Every entry must be duplicated precisely as written.

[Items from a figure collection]
%%

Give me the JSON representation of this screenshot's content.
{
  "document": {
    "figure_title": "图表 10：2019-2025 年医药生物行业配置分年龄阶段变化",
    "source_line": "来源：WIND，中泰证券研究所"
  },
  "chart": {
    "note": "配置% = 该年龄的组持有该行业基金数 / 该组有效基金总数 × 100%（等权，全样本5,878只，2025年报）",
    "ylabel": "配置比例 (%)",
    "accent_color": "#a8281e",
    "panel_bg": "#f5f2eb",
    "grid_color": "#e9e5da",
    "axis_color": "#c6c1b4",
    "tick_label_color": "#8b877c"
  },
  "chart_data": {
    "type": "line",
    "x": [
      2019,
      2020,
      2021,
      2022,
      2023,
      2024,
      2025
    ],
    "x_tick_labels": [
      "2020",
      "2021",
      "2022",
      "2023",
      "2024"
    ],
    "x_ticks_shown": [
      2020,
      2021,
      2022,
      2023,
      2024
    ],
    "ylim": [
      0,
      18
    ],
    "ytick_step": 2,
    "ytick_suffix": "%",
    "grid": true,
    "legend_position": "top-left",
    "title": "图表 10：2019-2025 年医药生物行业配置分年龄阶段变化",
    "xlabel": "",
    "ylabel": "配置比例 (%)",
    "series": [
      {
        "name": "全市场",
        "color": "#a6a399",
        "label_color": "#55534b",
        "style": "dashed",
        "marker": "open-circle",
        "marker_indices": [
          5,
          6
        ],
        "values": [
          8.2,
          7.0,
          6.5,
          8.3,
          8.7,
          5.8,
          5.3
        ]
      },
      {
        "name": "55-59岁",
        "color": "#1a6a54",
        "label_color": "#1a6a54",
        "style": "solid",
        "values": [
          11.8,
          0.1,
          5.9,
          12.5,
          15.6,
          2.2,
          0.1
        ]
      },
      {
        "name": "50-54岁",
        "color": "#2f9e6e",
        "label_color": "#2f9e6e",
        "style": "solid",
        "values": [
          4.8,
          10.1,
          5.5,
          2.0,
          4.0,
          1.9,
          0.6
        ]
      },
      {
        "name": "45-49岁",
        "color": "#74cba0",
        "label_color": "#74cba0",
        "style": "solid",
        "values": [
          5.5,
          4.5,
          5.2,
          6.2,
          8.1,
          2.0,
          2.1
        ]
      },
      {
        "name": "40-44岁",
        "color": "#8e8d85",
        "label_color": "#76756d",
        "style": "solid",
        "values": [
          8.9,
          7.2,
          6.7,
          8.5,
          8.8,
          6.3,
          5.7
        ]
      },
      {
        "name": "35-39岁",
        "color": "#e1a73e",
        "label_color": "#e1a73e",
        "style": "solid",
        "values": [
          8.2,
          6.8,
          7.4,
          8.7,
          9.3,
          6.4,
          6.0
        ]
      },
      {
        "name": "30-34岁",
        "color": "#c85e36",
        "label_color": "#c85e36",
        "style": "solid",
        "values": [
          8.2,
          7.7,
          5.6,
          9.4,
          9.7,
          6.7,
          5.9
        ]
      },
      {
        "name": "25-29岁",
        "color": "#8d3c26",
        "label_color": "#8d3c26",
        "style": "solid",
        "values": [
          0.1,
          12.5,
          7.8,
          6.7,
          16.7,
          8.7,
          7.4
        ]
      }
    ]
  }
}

%%

### Solution to the exercise
Give me the JSON representation of this screenshot's content.
{
  "document": {
    "figure_title": "图表 10：2019-2025 年医药生物行业配置分年龄阶段变化",
    "source_line": "来源：WIND，中泰证券研究所"
  },
  "chart": {
    "note": "配置% = 该年龄的组持有该行业基金数 / 该组有效基金总数 × 100%（等权，全样本5,878只，2025年报）",
    "ylabel": "配置比例 (%)",
    "accent_color": "#a8281e",
    "panel_bg": "#f5f2eb",
    "grid_color": "#e9e5da",
    "axis_color": "#c6c1b4",
    "tick_label_color": "#8b877c"
  },
  "chart_data": {
    "type": "line",
    "x": [
      2019,
      2020,
      2021,
      2022,
      2023,
      2024,
      2025
    ],
    "x_tick_labels": [
      "2020",
      "2021",
      "2022",
      "2023",
      "2024"
    ],
    "x_ticks_shown": [
      2020,
      2021,
      2022,
      2023,
      2024
    ],
    "ylim": [
      0,
      18
    ],
    "ytick_step": 2,
    "ytick_suffix": "%",
    "grid": true,
    "legend_position": "top-left",
    "title": "图表 10：2019-2025 年医药生物行业配置分年龄阶段变化",
    "xlabel": "",
    "ylabel": "配置比例 (%)",
    "series": [
      {
        "name": "全市场",
        "color": "#a6a399",
        "label_color": "#55534b",
        "style": "dashed",
        "marker": "open-circle",
        "marker_indices": [
          5,
          6
        ],
        "values": [
          8.2,
          7.0,
          6.5,
          8.3,
          8.7,
          5.8,
          5.3
        ]
      },
      {
        "name": "55-59岁",
        "color": "#1a6a54",
        "label_color": "#1a6a54",
        "style": "solid",
        "values": [
          11.8,
          0.1,
          5.9,
          12.5,
          15.6,
          2.2,
          0.1
        ]
      },
      {
        "name": "50-54岁",
        "color": "#2f9e6e",
        "label_color": "#2f9e6e",
        "style": "solid",
        "values": [
          4.8,
          10.1,
          5.5,
          2.0,
          4.0,
          1.9,
          0.6
        ]
      },
      {
        "name": "45-49岁",
        "color": "#74cba0",
        "label_color": "#74cba0",
        "style": "solid",
        "values": [
          5.5,
          4.5,
          5.2,
          6.2,
          8.1,
          2.0,
          2.1
        ]
      },
      {
        "name": "40-44岁",
        "color": "#8e8d85",
        "label_color": "#76756d",
        "style": "solid",
        "values": [
          8.9,
          7.2,
          6.7,
          8.5,
          8.8,
          6.3,
          5.7
        ]
      },
      {
        "name": "35-39岁",
        "color": "#e1a73e",
        "label_color": "#e1a73e",
        "style": "solid",
        "values": [
          8.2,
          6.8,
          7.4,
          8.7,
          9.3,
          6.4,
          6.0
        ]
      },
      {
        "name": "30-34岁",
        "color": "#c85e36",
        "label_color": "#c85e36",
        "style": "solid",
        "values": [
          8.2,
          7.7,
          5.6,
          9.4,
          9.7,
          6.7,
          5.9
        ]
      },
      {
        "name": "25-29岁",
        "color": "#8d3c26",
        "label_color": "#8d3c26",
        "style": "solid",
        "values": [
          0.1,
          12.5,
          7.8,
          6.7,
          16.7,
          8.7,
          7.4
        ]
      }
    ]
  }
}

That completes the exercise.